-- Begin Raw data --
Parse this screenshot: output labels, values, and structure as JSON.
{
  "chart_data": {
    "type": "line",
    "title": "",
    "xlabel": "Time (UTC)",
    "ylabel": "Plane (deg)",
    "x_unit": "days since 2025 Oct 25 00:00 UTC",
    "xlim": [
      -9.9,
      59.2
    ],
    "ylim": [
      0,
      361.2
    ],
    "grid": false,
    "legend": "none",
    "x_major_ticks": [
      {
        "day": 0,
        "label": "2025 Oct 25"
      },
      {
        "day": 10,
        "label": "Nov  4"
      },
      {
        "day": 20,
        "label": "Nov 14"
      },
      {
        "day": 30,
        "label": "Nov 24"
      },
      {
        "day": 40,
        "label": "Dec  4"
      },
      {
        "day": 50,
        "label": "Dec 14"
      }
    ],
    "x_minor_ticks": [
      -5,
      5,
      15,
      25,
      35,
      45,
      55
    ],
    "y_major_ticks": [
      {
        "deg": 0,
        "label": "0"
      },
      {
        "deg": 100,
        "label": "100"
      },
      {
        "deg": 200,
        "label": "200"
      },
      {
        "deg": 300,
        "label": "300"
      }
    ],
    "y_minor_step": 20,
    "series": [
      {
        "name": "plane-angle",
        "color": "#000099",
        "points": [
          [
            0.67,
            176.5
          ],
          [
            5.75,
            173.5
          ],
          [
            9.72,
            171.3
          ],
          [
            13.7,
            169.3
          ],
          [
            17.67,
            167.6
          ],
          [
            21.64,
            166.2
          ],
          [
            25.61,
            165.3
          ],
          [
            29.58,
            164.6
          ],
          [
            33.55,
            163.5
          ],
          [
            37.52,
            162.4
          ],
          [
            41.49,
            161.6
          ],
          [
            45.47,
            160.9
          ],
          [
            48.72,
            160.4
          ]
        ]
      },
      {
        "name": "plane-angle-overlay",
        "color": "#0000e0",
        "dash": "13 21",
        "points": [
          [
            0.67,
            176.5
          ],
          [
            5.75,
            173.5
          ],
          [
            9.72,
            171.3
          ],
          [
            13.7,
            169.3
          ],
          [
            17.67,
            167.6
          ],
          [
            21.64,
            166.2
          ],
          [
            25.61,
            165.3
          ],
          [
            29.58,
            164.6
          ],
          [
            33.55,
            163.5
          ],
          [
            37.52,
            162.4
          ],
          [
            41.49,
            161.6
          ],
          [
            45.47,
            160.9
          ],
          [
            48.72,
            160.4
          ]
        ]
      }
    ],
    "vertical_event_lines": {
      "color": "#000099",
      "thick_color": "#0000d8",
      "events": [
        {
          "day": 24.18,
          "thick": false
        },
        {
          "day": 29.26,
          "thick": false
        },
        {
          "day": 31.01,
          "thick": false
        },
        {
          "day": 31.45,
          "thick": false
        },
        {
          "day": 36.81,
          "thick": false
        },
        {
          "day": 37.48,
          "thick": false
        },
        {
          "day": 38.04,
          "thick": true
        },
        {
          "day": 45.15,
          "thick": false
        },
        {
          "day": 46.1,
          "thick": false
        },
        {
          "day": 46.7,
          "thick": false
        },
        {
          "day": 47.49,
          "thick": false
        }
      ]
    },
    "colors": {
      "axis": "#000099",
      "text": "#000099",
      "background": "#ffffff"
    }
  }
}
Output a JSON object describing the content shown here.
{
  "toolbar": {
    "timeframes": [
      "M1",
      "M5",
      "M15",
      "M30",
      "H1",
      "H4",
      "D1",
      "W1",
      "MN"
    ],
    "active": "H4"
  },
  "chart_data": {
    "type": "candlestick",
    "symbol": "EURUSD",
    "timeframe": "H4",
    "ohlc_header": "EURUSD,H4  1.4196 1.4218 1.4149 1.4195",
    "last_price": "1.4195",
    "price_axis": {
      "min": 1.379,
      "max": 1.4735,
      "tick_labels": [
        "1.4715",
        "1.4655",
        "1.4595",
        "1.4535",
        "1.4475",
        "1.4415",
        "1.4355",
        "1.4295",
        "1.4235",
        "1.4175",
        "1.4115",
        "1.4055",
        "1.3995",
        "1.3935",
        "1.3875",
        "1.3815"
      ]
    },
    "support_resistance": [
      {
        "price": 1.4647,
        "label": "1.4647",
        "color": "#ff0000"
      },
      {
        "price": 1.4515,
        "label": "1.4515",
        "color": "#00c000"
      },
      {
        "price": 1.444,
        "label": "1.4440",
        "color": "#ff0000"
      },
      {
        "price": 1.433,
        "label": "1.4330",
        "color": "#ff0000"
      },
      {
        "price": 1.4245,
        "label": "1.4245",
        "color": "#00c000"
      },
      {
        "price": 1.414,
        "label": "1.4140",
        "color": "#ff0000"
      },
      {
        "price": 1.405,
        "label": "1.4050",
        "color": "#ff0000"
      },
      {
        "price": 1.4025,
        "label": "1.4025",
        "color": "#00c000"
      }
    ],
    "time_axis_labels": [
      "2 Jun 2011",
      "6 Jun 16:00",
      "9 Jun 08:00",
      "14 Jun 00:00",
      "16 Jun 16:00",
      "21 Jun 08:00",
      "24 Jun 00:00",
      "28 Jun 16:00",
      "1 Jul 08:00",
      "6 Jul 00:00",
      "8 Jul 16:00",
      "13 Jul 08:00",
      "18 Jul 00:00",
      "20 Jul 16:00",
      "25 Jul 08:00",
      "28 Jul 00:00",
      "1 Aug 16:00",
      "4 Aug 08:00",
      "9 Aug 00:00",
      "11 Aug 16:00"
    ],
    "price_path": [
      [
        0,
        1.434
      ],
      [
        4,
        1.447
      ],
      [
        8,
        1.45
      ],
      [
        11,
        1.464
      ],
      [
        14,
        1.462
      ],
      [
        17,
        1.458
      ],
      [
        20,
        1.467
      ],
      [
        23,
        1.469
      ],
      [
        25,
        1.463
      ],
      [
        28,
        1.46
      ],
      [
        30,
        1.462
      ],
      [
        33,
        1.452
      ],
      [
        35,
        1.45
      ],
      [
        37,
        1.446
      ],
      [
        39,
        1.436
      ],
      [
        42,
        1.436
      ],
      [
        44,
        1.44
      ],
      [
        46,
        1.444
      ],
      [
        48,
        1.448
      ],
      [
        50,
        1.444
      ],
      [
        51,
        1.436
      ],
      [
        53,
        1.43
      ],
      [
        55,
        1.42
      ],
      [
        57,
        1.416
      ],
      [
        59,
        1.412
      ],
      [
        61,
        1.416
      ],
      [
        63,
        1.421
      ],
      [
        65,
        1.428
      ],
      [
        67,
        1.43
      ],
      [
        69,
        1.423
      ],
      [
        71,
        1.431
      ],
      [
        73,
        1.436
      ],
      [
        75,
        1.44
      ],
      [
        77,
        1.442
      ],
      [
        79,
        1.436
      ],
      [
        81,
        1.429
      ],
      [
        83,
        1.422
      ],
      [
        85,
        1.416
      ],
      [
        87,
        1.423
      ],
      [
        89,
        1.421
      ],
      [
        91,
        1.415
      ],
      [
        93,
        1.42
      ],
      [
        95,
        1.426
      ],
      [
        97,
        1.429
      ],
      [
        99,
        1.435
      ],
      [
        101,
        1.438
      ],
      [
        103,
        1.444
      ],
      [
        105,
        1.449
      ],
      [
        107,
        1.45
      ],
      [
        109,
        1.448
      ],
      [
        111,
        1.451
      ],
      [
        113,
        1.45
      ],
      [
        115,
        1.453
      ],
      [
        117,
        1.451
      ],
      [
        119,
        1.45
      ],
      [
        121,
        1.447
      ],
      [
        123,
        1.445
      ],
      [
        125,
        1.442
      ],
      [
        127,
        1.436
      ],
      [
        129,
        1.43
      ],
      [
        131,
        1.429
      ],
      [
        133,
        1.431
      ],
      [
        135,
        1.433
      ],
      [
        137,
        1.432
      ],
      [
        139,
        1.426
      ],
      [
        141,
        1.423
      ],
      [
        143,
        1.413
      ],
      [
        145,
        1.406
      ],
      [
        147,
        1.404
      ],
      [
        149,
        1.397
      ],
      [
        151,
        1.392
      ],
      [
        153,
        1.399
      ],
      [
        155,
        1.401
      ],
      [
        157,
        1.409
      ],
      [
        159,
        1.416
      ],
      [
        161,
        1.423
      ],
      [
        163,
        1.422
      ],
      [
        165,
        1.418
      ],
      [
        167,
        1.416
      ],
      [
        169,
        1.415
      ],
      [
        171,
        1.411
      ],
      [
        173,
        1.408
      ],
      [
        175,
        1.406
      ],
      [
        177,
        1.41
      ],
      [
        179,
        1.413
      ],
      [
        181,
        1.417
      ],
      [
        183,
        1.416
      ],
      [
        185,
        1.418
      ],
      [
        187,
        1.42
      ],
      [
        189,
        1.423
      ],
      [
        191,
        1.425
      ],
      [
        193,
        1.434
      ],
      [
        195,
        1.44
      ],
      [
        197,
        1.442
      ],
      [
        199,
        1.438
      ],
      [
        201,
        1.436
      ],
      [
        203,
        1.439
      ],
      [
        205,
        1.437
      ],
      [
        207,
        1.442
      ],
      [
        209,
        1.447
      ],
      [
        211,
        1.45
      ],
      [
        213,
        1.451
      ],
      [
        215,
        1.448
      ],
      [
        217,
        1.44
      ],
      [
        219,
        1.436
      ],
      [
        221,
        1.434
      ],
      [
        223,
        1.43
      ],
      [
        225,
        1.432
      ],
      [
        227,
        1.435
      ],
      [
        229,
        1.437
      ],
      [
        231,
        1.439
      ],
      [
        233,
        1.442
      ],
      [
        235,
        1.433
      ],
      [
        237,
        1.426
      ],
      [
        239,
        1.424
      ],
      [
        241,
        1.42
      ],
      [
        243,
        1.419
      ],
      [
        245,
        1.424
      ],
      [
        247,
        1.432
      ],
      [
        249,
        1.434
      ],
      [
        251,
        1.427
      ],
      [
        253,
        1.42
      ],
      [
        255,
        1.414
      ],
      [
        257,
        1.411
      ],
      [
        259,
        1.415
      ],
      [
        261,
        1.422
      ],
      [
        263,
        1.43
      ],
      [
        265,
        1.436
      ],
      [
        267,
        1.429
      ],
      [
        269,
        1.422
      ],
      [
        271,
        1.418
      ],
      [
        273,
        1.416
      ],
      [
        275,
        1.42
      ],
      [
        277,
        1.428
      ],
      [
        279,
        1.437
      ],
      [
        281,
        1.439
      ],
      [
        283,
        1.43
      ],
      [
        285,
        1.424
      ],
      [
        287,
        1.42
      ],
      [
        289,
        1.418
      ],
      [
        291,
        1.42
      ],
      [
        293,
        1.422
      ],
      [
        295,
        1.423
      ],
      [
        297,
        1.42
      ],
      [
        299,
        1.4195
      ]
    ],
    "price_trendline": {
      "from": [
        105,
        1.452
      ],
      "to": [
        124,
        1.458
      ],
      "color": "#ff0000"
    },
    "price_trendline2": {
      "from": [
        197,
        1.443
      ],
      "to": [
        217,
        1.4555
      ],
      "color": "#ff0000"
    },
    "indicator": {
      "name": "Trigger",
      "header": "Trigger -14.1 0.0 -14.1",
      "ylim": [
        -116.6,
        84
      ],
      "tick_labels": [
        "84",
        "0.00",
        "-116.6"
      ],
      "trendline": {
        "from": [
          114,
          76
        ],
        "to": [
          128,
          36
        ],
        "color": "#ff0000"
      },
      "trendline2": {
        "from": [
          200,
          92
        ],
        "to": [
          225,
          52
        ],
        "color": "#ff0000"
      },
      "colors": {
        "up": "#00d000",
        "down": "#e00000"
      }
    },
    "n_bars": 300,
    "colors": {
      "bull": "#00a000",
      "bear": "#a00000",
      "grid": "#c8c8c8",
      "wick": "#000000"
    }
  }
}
-- End Raw data --
> Aim:
Your task is to collect every line above that contains the word "angle".

> Solution to this exercise:
        "name": "plane-angle",
        "name": "plane-angle-overlay",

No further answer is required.